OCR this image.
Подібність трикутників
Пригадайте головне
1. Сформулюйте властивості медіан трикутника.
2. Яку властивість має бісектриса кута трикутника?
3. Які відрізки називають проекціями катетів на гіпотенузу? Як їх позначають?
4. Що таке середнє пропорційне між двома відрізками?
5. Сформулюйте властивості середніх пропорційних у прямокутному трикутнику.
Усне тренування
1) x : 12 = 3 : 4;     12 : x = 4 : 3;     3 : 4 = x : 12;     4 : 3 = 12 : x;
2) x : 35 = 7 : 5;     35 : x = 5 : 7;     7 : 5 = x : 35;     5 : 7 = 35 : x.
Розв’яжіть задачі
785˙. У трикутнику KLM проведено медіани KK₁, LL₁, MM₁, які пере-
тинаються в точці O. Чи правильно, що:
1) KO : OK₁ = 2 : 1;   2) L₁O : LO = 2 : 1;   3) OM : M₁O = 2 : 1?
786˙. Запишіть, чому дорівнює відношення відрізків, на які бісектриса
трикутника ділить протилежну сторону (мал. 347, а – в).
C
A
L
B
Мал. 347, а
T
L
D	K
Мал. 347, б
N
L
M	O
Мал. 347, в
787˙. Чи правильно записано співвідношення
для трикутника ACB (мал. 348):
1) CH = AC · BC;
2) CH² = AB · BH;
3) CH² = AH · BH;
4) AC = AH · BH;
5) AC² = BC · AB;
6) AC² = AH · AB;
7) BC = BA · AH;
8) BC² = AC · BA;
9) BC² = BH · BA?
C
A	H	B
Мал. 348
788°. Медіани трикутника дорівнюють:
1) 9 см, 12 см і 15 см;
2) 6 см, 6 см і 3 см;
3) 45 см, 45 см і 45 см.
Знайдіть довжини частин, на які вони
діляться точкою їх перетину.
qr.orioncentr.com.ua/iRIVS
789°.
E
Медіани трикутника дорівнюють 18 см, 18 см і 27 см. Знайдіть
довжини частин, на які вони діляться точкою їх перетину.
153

Directive: Transcribe the records above exactly as they appear.

Exercise output:
OCR this image.
Подібність трикутників
Пригадайте головне
1. Сформулюйте властивості медіан трикутника.
2. Яку властивість має бісектриса кута трикутника?
3. Які відрізки називають проекціями катетів на гіпотенузу? Як їх позначають?
4. Що таке середнє пропорційне між двома відрізками?
5. Сформулюйте властивості середніх пропорційних у прямокутному трикутнику.
Усне тренування
1) x : 12 = 3 : 4;     12 : x = 4 : 3;     3 : 4 = x : 12;     4 : 3 = 12 : x;
2) x : 35 = 7 : 5;     35 : x = 5 : 7;     7 : 5 = x : 35;     5 : 7 = 35 : x.
Розв’яжіть задачі
785˙. У трикутнику KLM проведено медіани KK₁, LL₁, MM₁, які пере-
тинаються в точці O. Чи правильно, що:
1) KO : OK₁ = 2 : 1;   2) L₁O : LO = 2 : 1;   3) OM : M₁O = 2 : 1?
786˙. Запишіть, чому дорівнює відношення відрізків, на які бісектриса
трикутника ділить протилежну сторону (мал. 347, а – в).
C
A
L
B
Мал. 347, а
T
L
D	K
Мал. 347, б
N
L
M	O
Мал. 347, в
787˙. Чи правильно записано співвідношення
для трикутника ACB (мал. 348):
1) CH = AC · BC;
2) CH² = AB · BH;
3) CH² = AH · BH;
4) AC = AH · BH;
5) AC² = BC · AB;
6) AC² = AH · AB;
7) BC = BA · AH;
8) BC² = AC · BA;
9) BC² = BH · BA?
C
A	H	B
Мал. 348
788°. Медіани трикутника дорівнюють:
1) 9 см, 12 см і 15 см;
2) 6 см, 6 см і 3 см;
3) 45 см, 45 см і 45 см.
Знайдіть довжини частин, на які вони
діляться точкою їх перетину.
qr.orioncentr.com.ua/iRIVS
789°.
E
Медіани трикутника дорівнюють 18 см, 18 см і 27 см. Знайдіть
довжини частин, на які вони діляться точкою їх перетину.
153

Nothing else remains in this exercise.